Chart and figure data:
-- BEGIN --

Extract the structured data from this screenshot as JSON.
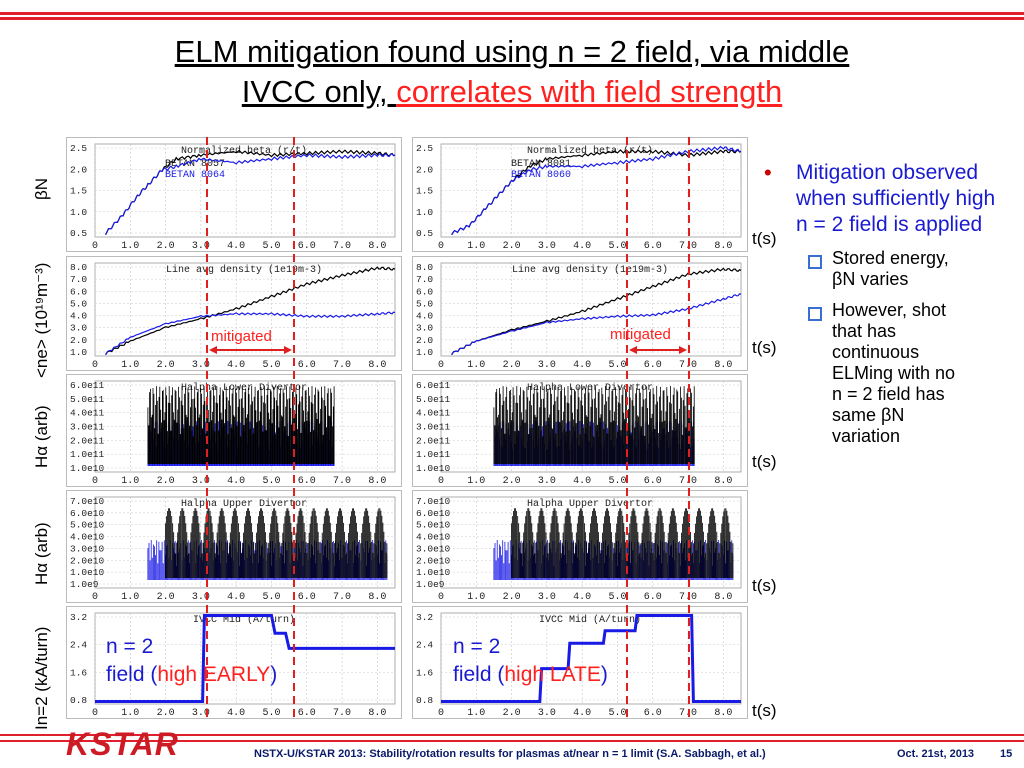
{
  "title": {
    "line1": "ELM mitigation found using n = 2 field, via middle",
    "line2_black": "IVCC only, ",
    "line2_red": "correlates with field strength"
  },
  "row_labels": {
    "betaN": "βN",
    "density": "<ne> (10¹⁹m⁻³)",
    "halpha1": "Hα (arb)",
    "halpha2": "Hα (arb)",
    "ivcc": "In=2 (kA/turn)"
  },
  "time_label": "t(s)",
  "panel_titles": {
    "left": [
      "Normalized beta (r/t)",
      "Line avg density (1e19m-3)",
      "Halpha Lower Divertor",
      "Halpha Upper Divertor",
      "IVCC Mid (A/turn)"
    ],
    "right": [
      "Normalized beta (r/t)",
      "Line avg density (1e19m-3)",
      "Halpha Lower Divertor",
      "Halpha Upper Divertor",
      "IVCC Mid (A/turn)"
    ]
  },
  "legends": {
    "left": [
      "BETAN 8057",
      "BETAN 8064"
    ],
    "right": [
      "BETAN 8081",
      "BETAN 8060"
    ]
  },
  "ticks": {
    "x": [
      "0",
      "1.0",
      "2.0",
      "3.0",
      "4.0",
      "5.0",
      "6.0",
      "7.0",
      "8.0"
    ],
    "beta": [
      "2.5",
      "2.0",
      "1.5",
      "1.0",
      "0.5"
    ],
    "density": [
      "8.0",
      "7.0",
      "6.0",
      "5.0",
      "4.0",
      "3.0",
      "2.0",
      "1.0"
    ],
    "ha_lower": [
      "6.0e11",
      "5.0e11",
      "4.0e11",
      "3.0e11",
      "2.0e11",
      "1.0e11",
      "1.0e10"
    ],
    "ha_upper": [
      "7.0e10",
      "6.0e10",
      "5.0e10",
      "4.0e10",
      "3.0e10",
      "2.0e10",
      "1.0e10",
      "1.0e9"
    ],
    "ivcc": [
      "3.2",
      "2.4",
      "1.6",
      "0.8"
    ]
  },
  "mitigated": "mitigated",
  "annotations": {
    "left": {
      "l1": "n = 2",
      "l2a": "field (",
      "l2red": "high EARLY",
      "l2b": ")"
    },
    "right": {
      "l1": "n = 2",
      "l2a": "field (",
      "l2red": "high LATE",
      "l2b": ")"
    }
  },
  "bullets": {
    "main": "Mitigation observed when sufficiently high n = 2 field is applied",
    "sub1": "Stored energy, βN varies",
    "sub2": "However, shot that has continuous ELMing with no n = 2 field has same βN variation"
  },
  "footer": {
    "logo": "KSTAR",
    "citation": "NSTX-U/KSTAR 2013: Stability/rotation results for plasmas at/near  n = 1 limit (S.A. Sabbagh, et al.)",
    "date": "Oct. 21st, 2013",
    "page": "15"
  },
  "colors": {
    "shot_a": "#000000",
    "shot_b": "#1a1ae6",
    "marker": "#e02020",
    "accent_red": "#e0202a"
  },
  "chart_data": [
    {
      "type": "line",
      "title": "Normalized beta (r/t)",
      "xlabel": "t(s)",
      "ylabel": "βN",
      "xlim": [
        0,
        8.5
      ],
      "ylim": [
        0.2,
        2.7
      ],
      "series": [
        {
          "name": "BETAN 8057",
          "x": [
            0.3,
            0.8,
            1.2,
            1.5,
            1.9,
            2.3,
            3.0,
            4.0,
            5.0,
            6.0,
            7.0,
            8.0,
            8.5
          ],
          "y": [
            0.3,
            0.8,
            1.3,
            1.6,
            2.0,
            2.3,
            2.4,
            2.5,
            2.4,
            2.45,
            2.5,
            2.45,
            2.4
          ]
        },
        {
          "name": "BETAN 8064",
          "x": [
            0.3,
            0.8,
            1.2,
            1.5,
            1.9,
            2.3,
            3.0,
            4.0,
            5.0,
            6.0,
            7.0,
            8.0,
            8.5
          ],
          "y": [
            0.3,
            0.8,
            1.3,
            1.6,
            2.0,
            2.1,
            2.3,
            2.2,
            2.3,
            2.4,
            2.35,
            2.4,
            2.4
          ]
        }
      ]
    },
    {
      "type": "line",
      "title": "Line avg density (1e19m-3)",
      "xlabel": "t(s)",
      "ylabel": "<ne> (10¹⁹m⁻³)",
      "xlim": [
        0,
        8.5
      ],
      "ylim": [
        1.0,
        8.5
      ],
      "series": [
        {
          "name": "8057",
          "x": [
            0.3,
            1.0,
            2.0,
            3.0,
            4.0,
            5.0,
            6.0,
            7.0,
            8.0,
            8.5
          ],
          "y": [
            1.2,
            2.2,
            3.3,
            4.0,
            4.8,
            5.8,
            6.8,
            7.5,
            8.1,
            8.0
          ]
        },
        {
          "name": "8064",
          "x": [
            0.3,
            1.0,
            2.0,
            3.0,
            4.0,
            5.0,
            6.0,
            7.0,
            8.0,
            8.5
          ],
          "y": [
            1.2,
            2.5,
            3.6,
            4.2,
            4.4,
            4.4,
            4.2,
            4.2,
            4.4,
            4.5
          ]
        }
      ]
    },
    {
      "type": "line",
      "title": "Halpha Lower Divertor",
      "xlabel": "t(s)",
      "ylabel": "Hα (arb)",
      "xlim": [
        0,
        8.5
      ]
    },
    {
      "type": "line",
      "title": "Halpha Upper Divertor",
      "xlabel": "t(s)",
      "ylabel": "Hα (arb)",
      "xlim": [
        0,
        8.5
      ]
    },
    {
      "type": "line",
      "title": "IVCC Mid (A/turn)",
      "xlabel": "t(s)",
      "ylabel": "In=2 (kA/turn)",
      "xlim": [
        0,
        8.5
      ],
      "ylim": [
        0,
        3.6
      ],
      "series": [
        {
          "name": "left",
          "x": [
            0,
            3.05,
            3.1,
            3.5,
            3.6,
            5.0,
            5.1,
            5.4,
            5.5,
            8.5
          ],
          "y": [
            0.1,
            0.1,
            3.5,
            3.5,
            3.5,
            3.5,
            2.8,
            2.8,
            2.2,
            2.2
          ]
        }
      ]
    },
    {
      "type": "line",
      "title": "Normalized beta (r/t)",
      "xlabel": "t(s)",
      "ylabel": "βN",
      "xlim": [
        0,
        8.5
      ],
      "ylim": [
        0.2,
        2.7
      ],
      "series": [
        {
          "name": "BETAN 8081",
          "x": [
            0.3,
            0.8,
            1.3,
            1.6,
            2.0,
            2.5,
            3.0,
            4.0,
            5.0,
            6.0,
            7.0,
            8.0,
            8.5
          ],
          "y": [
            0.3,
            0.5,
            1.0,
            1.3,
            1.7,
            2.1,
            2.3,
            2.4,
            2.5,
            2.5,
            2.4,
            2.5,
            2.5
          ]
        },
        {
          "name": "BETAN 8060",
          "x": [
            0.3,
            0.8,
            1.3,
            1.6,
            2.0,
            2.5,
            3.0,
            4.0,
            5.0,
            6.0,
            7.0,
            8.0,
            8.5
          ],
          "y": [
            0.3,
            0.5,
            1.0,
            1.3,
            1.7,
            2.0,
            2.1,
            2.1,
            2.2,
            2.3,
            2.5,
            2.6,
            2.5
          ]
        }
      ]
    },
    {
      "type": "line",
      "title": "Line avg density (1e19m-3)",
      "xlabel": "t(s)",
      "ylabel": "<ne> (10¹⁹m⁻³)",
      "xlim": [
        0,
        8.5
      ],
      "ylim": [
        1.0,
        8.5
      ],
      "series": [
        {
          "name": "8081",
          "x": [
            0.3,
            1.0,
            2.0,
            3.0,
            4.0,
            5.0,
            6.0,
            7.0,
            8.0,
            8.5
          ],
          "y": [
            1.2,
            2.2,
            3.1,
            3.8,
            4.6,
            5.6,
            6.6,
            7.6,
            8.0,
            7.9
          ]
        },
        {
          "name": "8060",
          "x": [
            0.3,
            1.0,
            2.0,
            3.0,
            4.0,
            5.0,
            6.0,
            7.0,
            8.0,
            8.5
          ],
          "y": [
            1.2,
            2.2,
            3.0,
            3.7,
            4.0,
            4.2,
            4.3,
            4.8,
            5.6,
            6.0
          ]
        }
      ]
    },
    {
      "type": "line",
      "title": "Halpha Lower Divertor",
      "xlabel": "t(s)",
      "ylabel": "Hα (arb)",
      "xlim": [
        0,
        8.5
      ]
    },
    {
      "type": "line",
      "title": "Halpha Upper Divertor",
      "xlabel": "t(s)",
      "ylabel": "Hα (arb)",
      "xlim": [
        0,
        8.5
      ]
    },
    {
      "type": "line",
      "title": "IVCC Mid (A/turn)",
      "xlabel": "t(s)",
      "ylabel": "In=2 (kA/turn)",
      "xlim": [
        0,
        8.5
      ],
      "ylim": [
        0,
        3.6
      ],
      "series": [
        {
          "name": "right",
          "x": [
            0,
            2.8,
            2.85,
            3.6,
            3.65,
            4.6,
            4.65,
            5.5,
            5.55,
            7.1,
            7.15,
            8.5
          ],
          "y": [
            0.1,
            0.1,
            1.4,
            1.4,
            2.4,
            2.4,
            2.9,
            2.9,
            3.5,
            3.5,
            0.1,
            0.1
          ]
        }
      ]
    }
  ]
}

-- END --

▶ _GIVEN EXERCISE_
Which lines hold the word "KSTAR"? Copy every one of them.

▶ _REPLY TO THE TASK_
    "logo": "KSTAR",
    "citation": "NSTX-U/KSTAR 2013: Stability/rotation results for plasmas at/near  n = 1 limit (S.A. Sabbagh, et al.)",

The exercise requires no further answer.